Exercise brief: The word "diagonal" occurs in some of the lines below; copy each of those lines.

Given records:
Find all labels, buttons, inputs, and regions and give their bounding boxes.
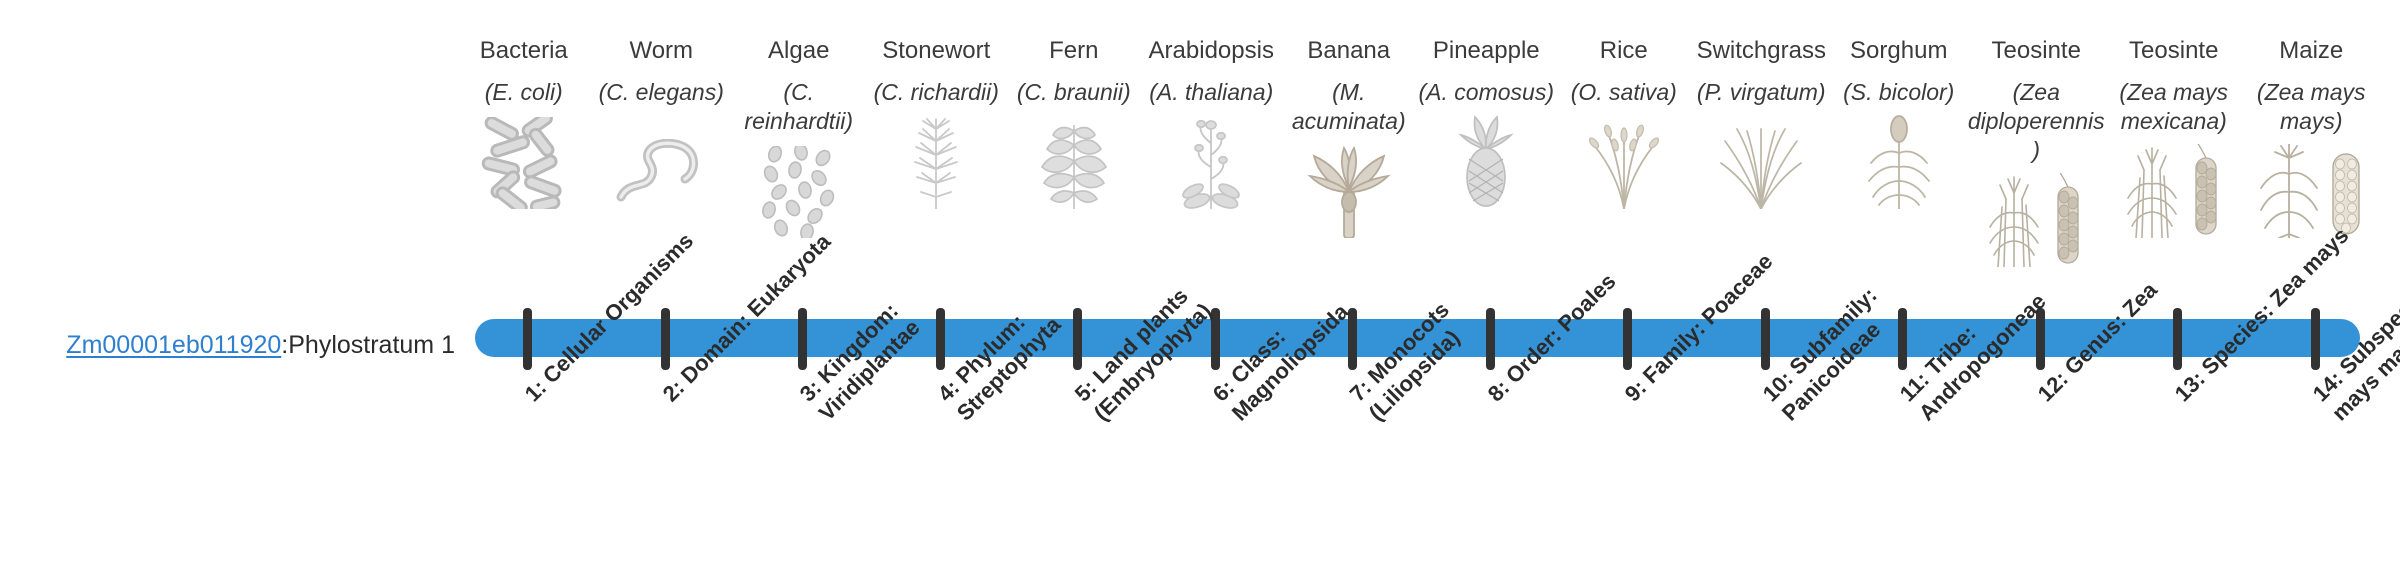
species-common-name: Rice	[1555, 36, 1693, 66]
phylostratum-value: Phylostratum 1	[288, 331, 455, 360]
stonewort-icon	[868, 113, 1006, 209]
species-common-name: Stonewort	[868, 36, 1006, 66]
gene-id-link[interactable]: Zm00001eb011920	[66, 331, 281, 360]
species-scientific-name: (Zea mays mexicana)	[2105, 78, 2243, 136]
species-column: Maize(Zea mays mays)	[2243, 36, 2381, 238]
phylostratum-tick[interactable]	[1761, 308, 1770, 370]
species-column: Switchgrass(P. virgatum)	[1693, 36, 1831, 209]
gene-label-separator: :	[281, 331, 288, 360]
species-scientific-name: (E. coli)	[455, 78, 593, 107]
species-common-name: Arabidopsis	[1143, 36, 1281, 66]
phylostratigraphy-figure: Zm00001eb011920: Phylostratum 1 Bacteria…	[0, 0, 2400, 580]
species-common-name: Maize	[2243, 36, 2381, 66]
species-common-name: Teosinte	[1968, 36, 2106, 66]
switchgrass-icon	[1693, 113, 1831, 209]
species-scientific-name: (M. acuminata)	[1280, 78, 1418, 136]
species-common-name: Bacteria	[455, 36, 593, 66]
species-scientific-name: (C. elegans)	[593, 78, 731, 107]
species-scientific-name: (C. reinhardtii)	[730, 78, 868, 136]
species-column: Teosinte(Zea mays mexicana)	[2105, 36, 2243, 238]
pineapple-icon	[1418, 113, 1556, 209]
species-scientific-name: (A. comosus)	[1418, 78, 1556, 107]
species-scientific-name: (A. thaliana)	[1143, 78, 1281, 107]
species-column: Algae(C. reinhardtii)	[730, 36, 868, 238]
nematode-worm-icon	[593, 113, 731, 209]
species-column: Rice(O. sativa)	[1555, 36, 1693, 209]
species-column: Arabidopsis(A. thaliana)	[1143, 36, 1281, 209]
species-column: Bacteria(E. coli)	[455, 36, 593, 209]
species-scientific-name: (O. sativa)	[1555, 78, 1693, 107]
species-column: Stonewort(C. richardii)	[868, 36, 1006, 209]
fern-frond-icon	[1005, 113, 1143, 209]
species-common-name: Pineapple	[1418, 36, 1556, 66]
maize-plant-ear-icon	[2243, 142, 2381, 238]
species-common-name: Banana	[1280, 36, 1418, 66]
phylostratum-tick[interactable]	[2311, 308, 2320, 370]
phylostratum-tick[interactable]	[661, 308, 670, 370]
species-common-name: Switchgrass	[1693, 36, 1831, 66]
species-column: Fern(C. braunii)	[1005, 36, 1143, 209]
species-scientific-name: (P. virgatum)	[1693, 78, 1831, 107]
phylostratum-tick[interactable]	[1623, 308, 1632, 370]
species-scientific-name: (Zea diploperennis)	[1968, 78, 2106, 165]
species-scientific-name: (S. bicolor)	[1830, 78, 1968, 107]
phylostratum-tick[interactable]	[523, 308, 532, 370]
species-common-name: Worm	[593, 36, 731, 66]
species-common-name: Fern	[1005, 36, 1143, 66]
arabidopsis-icon	[1143, 113, 1281, 209]
species-column: Banana(M. acuminata)	[1280, 36, 1418, 238]
species-column: Pineapple(A. comosus)	[1418, 36, 1556, 209]
species-column: Worm(C. elegans)	[593, 36, 731, 209]
species-common-name: Algae	[730, 36, 868, 66]
gene-phylostratum-label: Zm00001eb011920: Phylostratum 1	[0, 325, 455, 365]
bacteria-rods-icon	[455, 113, 593, 209]
species-common-name: Sorghum	[1830, 36, 1968, 66]
rice-plant-icon	[1555, 113, 1693, 209]
sorghum-icon	[1830, 113, 1968, 209]
species-scientific-name: (C. braunii)	[1005, 78, 1143, 107]
species-scientific-name: (C. richardii)	[868, 78, 1006, 107]
phylostratum-tick[interactable]	[2173, 308, 2182, 370]
species-common-name: Teosinte	[2105, 36, 2243, 66]
species-scientific-name: (Zea mays mays)	[2243, 78, 2381, 136]
species-column: Sorghum(S. bicolor)	[1830, 36, 1968, 209]
phylostratum-tick[interactable]	[798, 308, 807, 370]
taxonomy-rank-row: 1: Cellular Organisms2: Domain: Eukaryot…	[455, 388, 2400, 580]
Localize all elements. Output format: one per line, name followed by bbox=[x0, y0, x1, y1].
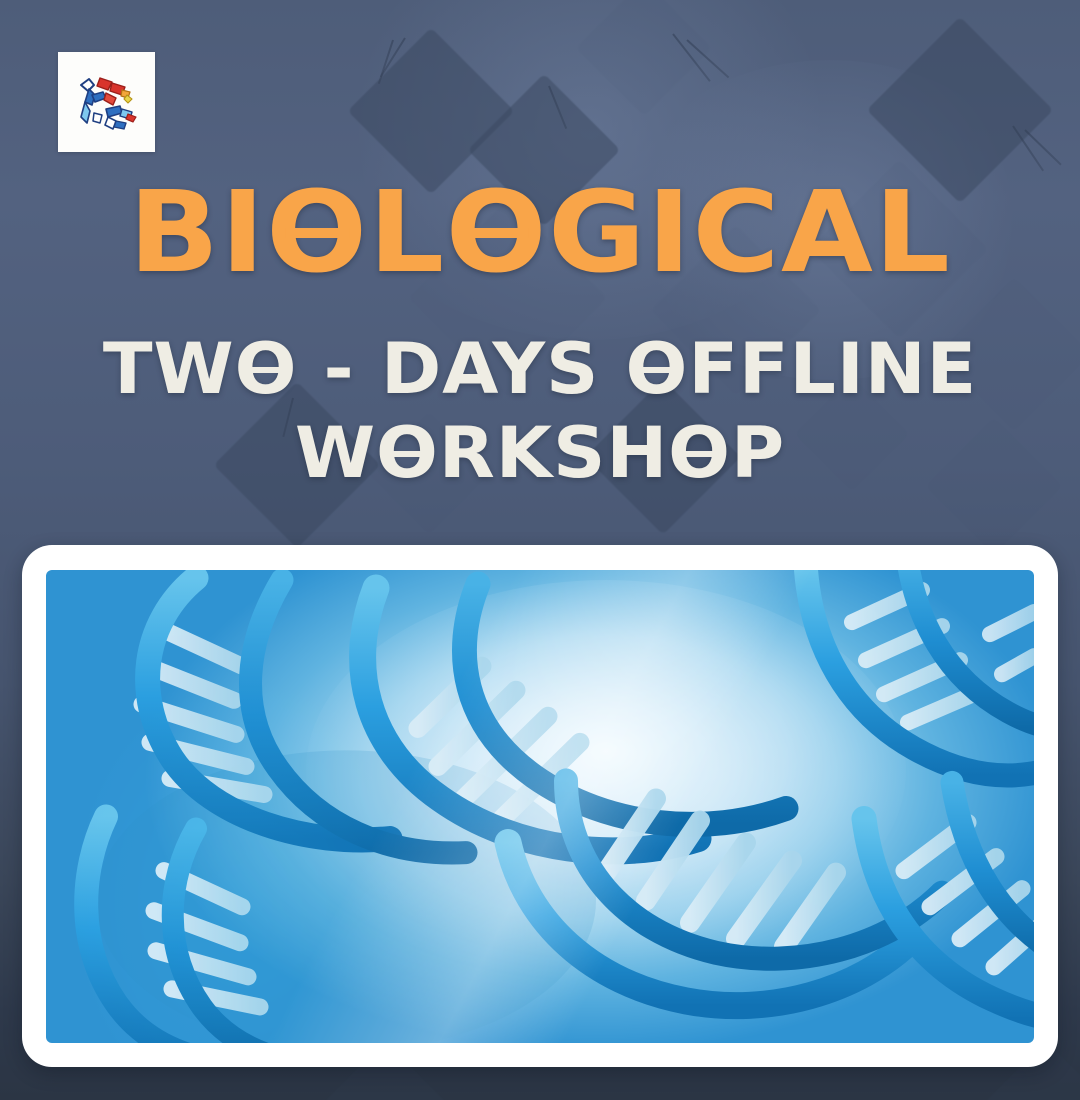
subtitle-l2-part-2: RKSH bbox=[439, 412, 668, 494]
workshop-poster: BIOLOGICAL TWO - DAYS OFFLINE WORKSHOP bbox=[0, 0, 1080, 1100]
photo-sheen-overlay bbox=[46, 570, 1034, 1043]
subtitle-l1-part-1: TW bbox=[103, 328, 235, 410]
protein-structure-logo bbox=[58, 52, 155, 152]
page-subtitle: TWO - DAYS OFFLINE WORKSHOP bbox=[0, 332, 1080, 491]
title-part-2: L bbox=[369, 168, 446, 298]
title-part-1: BI bbox=[129, 168, 267, 298]
subtitle-line-1: TWO - DAYS OFFLINE bbox=[103, 328, 977, 410]
subtitle-l1-part-2: - DAYS bbox=[297, 328, 625, 410]
dna-double-helix-photo bbox=[46, 570, 1034, 1043]
subtitle-l1-barred-o-1: O bbox=[235, 332, 298, 408]
graduation-cap-icon bbox=[372, 52, 490, 170]
subtitle-l1-part-3: FFLINE bbox=[688, 328, 977, 410]
title-barred-o-1: O bbox=[266, 176, 368, 290]
subtitle-l2-part-3: P bbox=[731, 412, 785, 494]
subtitle-l2-part-1: W bbox=[295, 412, 376, 494]
subtitle-l2-barred-o-2: O bbox=[668, 416, 731, 492]
graduation-cap-icon bbox=[596, 0, 692, 96]
graduation-cap-icon bbox=[330, 1064, 440, 1100]
poster-headings: BIOLOGICAL TWO - DAYS OFFLINE WORKSHOP bbox=[0, 176, 1080, 491]
title-part-3: GICAL bbox=[548, 168, 951, 298]
page-title: BIOLOGICAL bbox=[0, 176, 1080, 290]
dna-photo-frame bbox=[22, 545, 1058, 1067]
subtitle-l2-barred-o-1: O bbox=[376, 416, 439, 492]
graduation-cap-icon bbox=[894, 44, 1026, 176]
title-barred-o-2: O bbox=[446, 176, 548, 290]
subtitle-line-2: WORKSHOP bbox=[0, 416, 1080, 492]
subtitle-l1-barred-o-2: O bbox=[626, 332, 689, 408]
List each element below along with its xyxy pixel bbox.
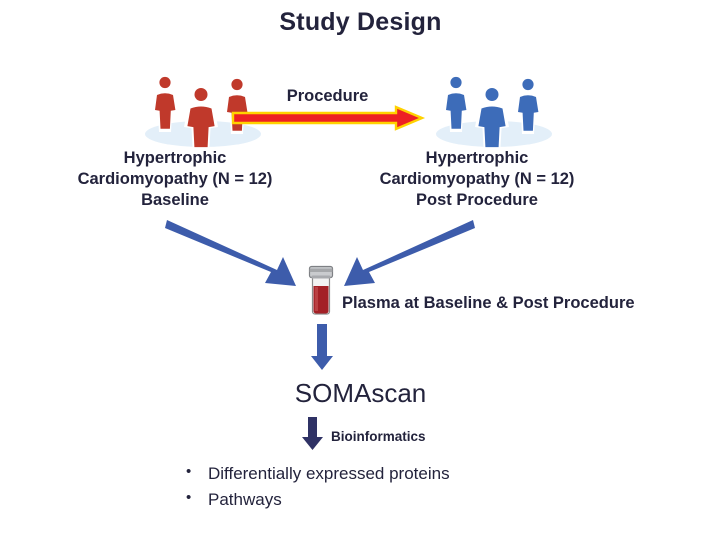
blood-tube-icon (305, 264, 337, 323)
cohort-label-line: Cardiomyopathy (N = 12) (327, 169, 627, 190)
right-arrow-icon-procedure (230, 104, 426, 137)
study-design-slide: Study Design (0, 0, 721, 542)
list-item: • Pathways (186, 487, 606, 513)
cohort-label-line: Cardiomyopathy (N = 12) (25, 169, 325, 190)
bioinformatics-label: Bioinformatics (331, 429, 426, 444)
page-title: Study Design (0, 8, 721, 37)
down-arrow-icon-to-somascan (308, 324, 336, 377)
bullet-icon: • (186, 461, 208, 484)
cohort-label-line: Hypertrophic (25, 148, 325, 169)
cohort-label-post-procedure: Hypertrophic Cardiomyopathy (N = 12) Pos… (327, 148, 627, 210)
outcomes-list: • Differentially expressed proteins • Pa… (186, 461, 606, 512)
list-item: • Differentially expressed proteins (186, 461, 606, 487)
cohort-label-line: Baseline (25, 190, 325, 211)
somascan-label: SOMAscan (0, 378, 721, 409)
cohort-label-baseline: Hypertrophic Cardiomyopathy (N = 12) Bas… (25, 148, 325, 210)
down-arrow-icon-bioinformatics (300, 417, 326, 456)
people-group-icon-post-procedure (424, 70, 564, 150)
diagonal-arrow-icon-right (335, 218, 475, 295)
diagonal-arrow-icon-left (165, 218, 305, 295)
list-item-label: Pathways (208, 487, 282, 513)
list-item-label: Differentially expressed proteins (208, 461, 450, 487)
bullet-icon: • (186, 487, 208, 510)
plasma-sample-label: Plasma at Baseline & Post Procedure (342, 294, 635, 313)
cohort-label-line: Post Procedure (327, 190, 627, 211)
cohort-label-line: Hypertrophic (327, 148, 627, 169)
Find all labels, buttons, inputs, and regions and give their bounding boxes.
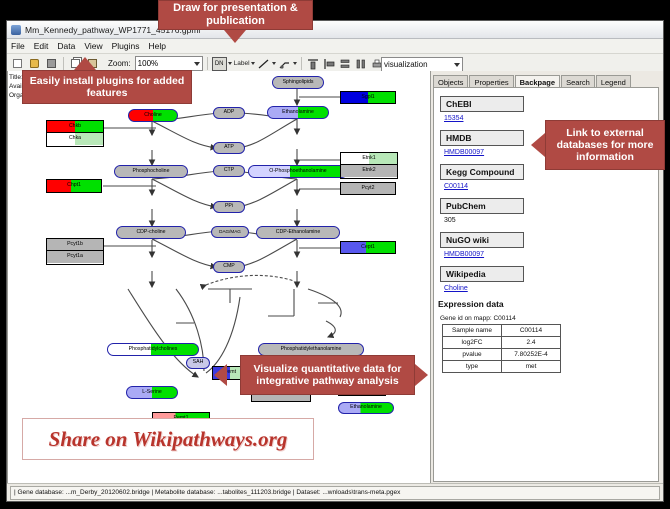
save-icon[interactable] [44,56,59,71]
db-title-pubchem: PubChem [440,198,524,214]
expr-value: met [502,361,561,373]
menu-item-view[interactable]: View [84,41,102,51]
db-entry-pubchem: PubChem 305 [440,196,658,224]
node-sphingolipids[interactable]: Sphingolipids [272,76,324,89]
chevron-down-icon [454,63,460,67]
datanode-icon: DN [212,57,227,71]
node-cdp-ethanolamine[interactable]: CDP-Ethanolamine [256,226,340,239]
callout-draw-arrow [224,30,246,43]
stack-horizontal-icon[interactable] [354,57,368,71]
gene-group-etnk: Etnk1 Etnk2 [340,152,398,179]
chevron-down-icon[interactable] [272,62,276,65]
align-top-icon[interactable] [306,57,320,71]
db-link-kegg[interactable]: C00114 [444,183,658,190]
callout-plugins: Easily install plugins for added feature… [22,70,192,104]
line-icon [257,57,271,71]
chevron-down-icon [194,62,200,66]
callout-plugins-arrow [74,57,96,70]
share-banner-text: Share on Wikipathways.org [49,427,288,452]
db-title-nugowiki: NuGO wiki [440,232,524,248]
menu-item-file[interactable]: File [11,41,25,51]
status-bar: | Gene database: ...m_Derby_20120602.bri… [7,483,663,501]
node-cdp-choline[interactable]: CDP-choline [116,226,186,239]
line-tool[interactable] [257,57,276,71]
gene-cept1[interactable]: Cept1 [340,241,396,254]
expr-value: 2.4 [502,337,561,349]
expression-data-heading: Expression data [438,299,658,309]
menu-item-edit[interactable]: Edit [34,41,49,51]
screenshot-root: Mm_Kennedy_pathway_WP1771_45176.gpml Fil… [0,0,670,509]
db-entry-wikipedia: Wikipedia Choline [440,264,658,292]
visualization-select[interactable]: visualization [381,57,463,72]
zoom-select[interactable]: 100% [135,56,203,71]
expression-table: Sample name C00114 log2FC 2.4 pvalue 7.8… [442,324,561,373]
chevron-down-icon[interactable] [293,62,297,65]
toolbar-separator [207,57,208,70]
zoom-label: Zoom: [108,59,131,68]
node-choline-top[interactable]: Choline [128,109,178,122]
gene-group-chk: Chkb Chka [46,120,104,147]
share-banner: Share on Wikipathways.org [22,418,314,460]
gene-sgpl1[interactable]: Sgpl1 [340,91,396,104]
menu-item-data[interactable]: Data [57,41,75,51]
gene-pcyt1a[interactable]: Pcyt1a [47,251,103,263]
db-title-wikipedia: Wikipedia [440,266,524,282]
zoom-value: 100% [138,59,158,68]
label-tool-text: Label [234,60,250,67]
title-bar: Mm_Kennedy_pathway_WP1771_45176.gpml [7,21,663,39]
gene-chka[interactable]: Chka [47,133,103,145]
node-sah[interactable]: SAH [186,357,210,369]
node-dag-mag[interactable]: DAG/MAG [211,226,249,238]
gene-chpt1[interactable]: Chpt1 [46,179,102,193]
node-o-phosphoethanolamine[interactable]: O-Phosphoethanolamine [248,165,348,178]
datanode-tool[interactable]: DN [212,57,232,71]
db-title-kegg: Kegg Compound [440,164,524,180]
callout-links-arrow [531,133,545,157]
menu-item-help[interactable]: Help [149,41,166,51]
table-row: Sample name C00114 [443,325,561,337]
node-phosphatidylcholines[interactable]: Phosphatidylcholines [107,343,199,356]
node-l-serine-left[interactable]: L-Serine [126,386,178,399]
table-row: pvalue 7.80252E-4 [443,349,561,361]
gene-pcyt2[interactable]: Pcyt2 [340,182,396,195]
visualization-value: visualization [384,60,428,69]
expr-value: C00114 [502,325,561,337]
expr-key: pvalue [443,349,502,361]
gene-group-pcyt1: Pcyt1b Pcyt1a [46,238,104,265]
callout-draw: Draw for presentation & publication [158,0,313,30]
expr-key: Sample name [443,325,502,337]
node-ethanolamine-bottom[interactable]: Ethanolamine [338,402,394,414]
expr-value: 7.80252E-4 [502,349,561,361]
label-tool[interactable]: Label [234,60,255,67]
node-ethanolamine[interactable]: Ethanolamine [267,106,329,119]
gene-etnk2[interactable]: Etnk2 [341,165,397,177]
db-entry-nugowiki: NuGO wiki HMDB00097 [440,230,658,258]
status-bar-text: | Gene database: ...m_Derby_20120602.bri… [10,486,660,500]
table-row: log2FC 2.4 [443,337,561,349]
open-icon[interactable] [27,56,42,71]
app-icon [11,25,21,35]
toolbar-separator [301,57,302,70]
gene-etnk1[interactable]: Etnk1 [341,153,397,165]
toolbar-separator [63,57,64,70]
node-phosphocholine[interactable]: Phosphocholine [114,165,188,178]
db-entry-chebi: ChEBI 15354 [440,94,658,122]
expr-key: type [443,361,502,373]
align-left-icon[interactable] [322,57,336,71]
node-ctp[interactable]: CTP [213,165,245,177]
node-ppi[interactable]: PPi [213,201,245,213]
callout-visualize: Visualize quantitative data for integrat… [240,355,415,395]
table-row: type met [443,361,561,373]
callout-visualize-arrow [214,364,227,386]
arrow-line-icon [278,57,292,71]
node-adp[interactable]: ADP [213,107,245,119]
gene-pcyt1b[interactable]: Pcyt1b [47,239,103,251]
gene-id-line: Gene id on mapp: C00114 [440,315,658,322]
db-value-pubchem: 305 [444,217,658,224]
menu-bar: File Edit Data View Plugins Help [7,39,663,54]
stack-vertical-icon[interactable] [338,57,352,71]
db-link-wikipedia[interactable]: Choline [444,285,658,292]
gene-chkb[interactable]: Chkb [47,121,103,133]
menu-item-plugins[interactable]: Plugins [112,41,140,51]
new-icon[interactable] [10,56,25,71]
chevron-down-icon[interactable] [228,62,232,65]
db-link-nugowiki[interactable]: HMDB00097 [444,251,658,258]
chevron-down-icon[interactable] [251,62,255,65]
node-cmp[interactable]: CMP [213,261,245,273]
node-atp[interactable]: ATP [213,142,245,154]
callout-links: Link to external databases for more info… [545,120,665,170]
expr-key: log2FC [443,337,502,349]
side-panel-tabs: Objects Properties Backpage Search Legen… [433,73,659,88]
db-title-hmdb: HMDB [440,130,524,146]
interaction-tool[interactable] [278,57,297,71]
callout-visualize-arrow-right [415,364,428,386]
db-title-chebi: ChEBI [440,96,524,112]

Output for this task:
diagonal-arrow-icon-right (335, 218, 475, 295)
diagonal-arrow-icon-left (165, 218, 305, 295)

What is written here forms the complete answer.